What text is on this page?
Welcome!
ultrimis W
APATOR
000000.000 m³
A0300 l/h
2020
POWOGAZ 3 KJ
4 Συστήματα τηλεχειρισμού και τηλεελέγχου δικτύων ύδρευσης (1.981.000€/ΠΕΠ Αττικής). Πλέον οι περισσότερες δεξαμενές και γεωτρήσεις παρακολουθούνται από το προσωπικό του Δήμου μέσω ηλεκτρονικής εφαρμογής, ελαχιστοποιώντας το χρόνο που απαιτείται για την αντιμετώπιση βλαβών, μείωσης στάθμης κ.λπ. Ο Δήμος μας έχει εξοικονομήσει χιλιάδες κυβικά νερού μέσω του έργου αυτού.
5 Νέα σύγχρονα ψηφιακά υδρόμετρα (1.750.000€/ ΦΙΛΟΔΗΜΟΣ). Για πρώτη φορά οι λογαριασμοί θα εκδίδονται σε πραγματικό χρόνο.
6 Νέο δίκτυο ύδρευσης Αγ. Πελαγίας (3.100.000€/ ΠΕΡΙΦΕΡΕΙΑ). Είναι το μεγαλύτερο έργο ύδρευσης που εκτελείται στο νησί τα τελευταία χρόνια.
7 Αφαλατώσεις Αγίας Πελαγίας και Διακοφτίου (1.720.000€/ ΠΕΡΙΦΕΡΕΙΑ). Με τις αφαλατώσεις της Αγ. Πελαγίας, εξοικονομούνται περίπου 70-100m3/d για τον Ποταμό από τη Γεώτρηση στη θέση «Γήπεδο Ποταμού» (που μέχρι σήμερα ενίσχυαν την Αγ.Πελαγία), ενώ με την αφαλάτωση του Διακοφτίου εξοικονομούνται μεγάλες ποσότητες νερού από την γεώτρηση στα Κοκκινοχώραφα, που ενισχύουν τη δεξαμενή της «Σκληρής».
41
────────────────────────────────────────
Print the records above in full, exactly.

WRITTEN RESPONSE =>
What text is on this page?
Welcome!
ultrimis W
APATOR
000000.000 m³
A0300 l/h
2020
POWOGAZ 3 KJ
4 Συστήματα τηλεχειρισμού και τηλεελέγχου δικτύων ύδρευσης (1.981.000€/ΠΕΠ Αττικής). Πλέον οι περισσότερες δεξαμενές και γεωτρήσεις παρακολουθούνται από το προσωπικό του Δήμου μέσω ηλεκτρονικής εφαρμογής, ελαχιστοποιώντας το χρόνο που απαιτείται για την αντιμετώπιση βλαβών, μείωσης στάθμης κ.λπ. Ο Δήμος μας έχει εξοικονομήσει χιλιάδες κυβικά νερού μέσω του έργου αυτού.
5 Νέα σύγχρονα ψηφιακά υδρόμετρα (1.750.000€/ ΦΙΛΟΔΗΜΟΣ). Για πρώτη φορά οι λογαριασμοί θα εκδίδονται σε πραγματικό χρόνο.
6 Νέο δίκτυο ύδρευσης Αγ. Πελαγίας (3.100.000€/ ΠΕΡΙΦΕΡΕΙΑ). Είναι το μεγαλύτερο έργο ύδρευσης που εκτελείται στο νησί τα τελευταία χρόνια.
7 Αφαλατώσεις Αγίας Πελαγίας και Διακοφτίου (1.720.000€/ ΠΕΡΙΦΕΡΕΙΑ). Με τις αφαλατώσεις της Αγ. Πελαγίας, εξοικονομούνται περίπου 70-100m3/d για τον Ποταμό από τη Γεώτρηση στη θέση «Γήπεδο Ποταμού» (που μέχρι σήμερα ενίσχυαν την Αγ.Πελαγία), ενώ με την αφαλάτωση του Διακοφτίου εξοικονομούνται μεγάλες ποσότητες νερού από την γεώτρηση στα Κοκκινοχώραφα, που ενισχύουν τη δεξαμενή της «Σκληρής».
41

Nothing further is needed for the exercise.